### Directions
Go through the material and pull out every line with the string "exploitation" in it.

-------- Stored data

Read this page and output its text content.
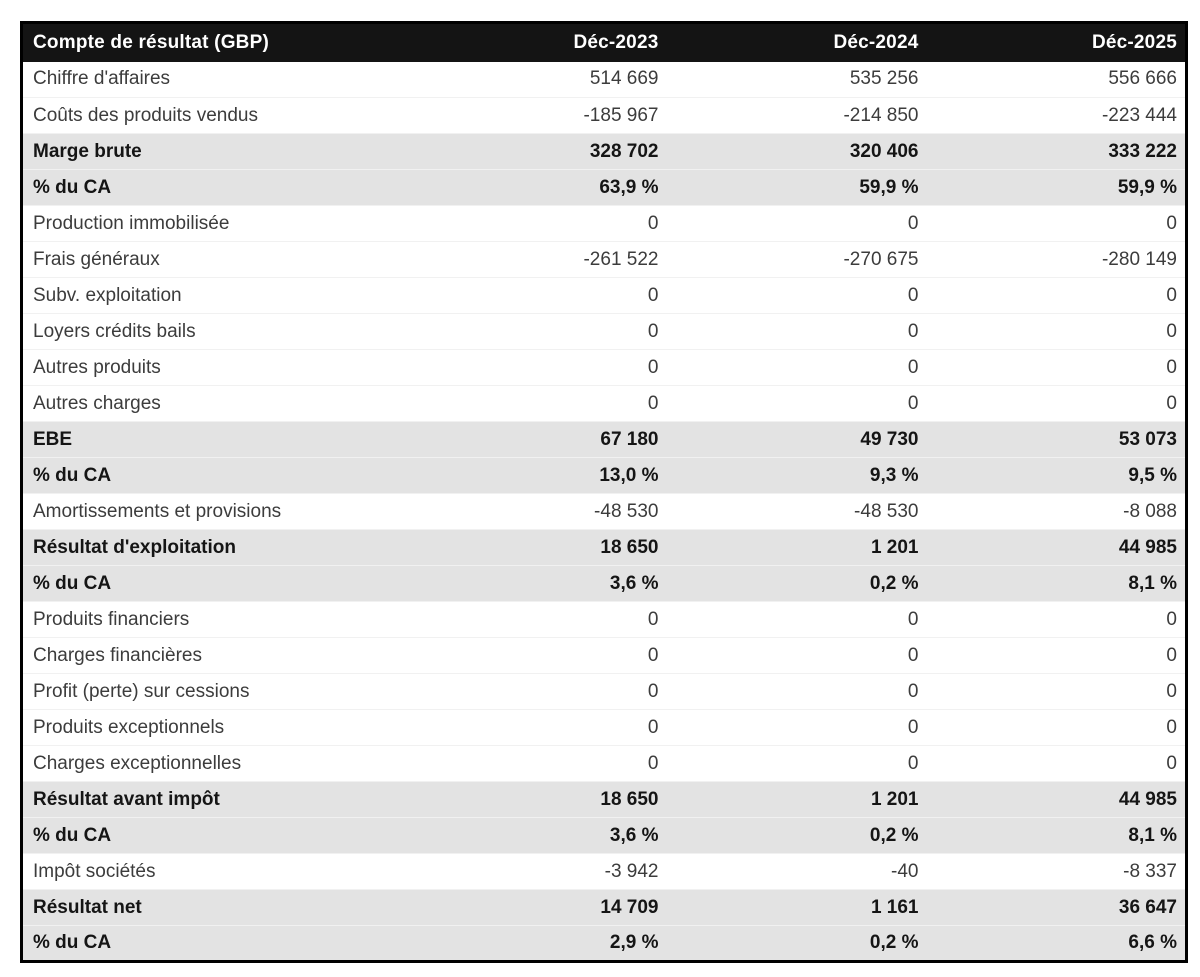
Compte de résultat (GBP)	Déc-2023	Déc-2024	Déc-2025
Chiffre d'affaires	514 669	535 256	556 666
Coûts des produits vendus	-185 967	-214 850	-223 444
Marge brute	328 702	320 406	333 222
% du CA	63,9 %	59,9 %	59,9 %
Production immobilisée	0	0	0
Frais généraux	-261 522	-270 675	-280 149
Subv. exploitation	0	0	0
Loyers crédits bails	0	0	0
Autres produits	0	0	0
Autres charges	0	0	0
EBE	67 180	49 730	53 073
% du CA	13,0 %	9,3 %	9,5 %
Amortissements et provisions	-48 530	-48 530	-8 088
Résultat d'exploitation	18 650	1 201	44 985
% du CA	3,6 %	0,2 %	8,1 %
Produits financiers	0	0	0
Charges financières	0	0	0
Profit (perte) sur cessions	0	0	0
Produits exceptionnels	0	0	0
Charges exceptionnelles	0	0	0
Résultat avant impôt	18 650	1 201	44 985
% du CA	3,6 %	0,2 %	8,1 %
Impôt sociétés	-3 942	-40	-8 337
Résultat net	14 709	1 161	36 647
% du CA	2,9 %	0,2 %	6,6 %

----------------

### Response for this exercise
Subv. exploitation	0	0	0
Résultat d'exploitation	18 650	1 201	44 985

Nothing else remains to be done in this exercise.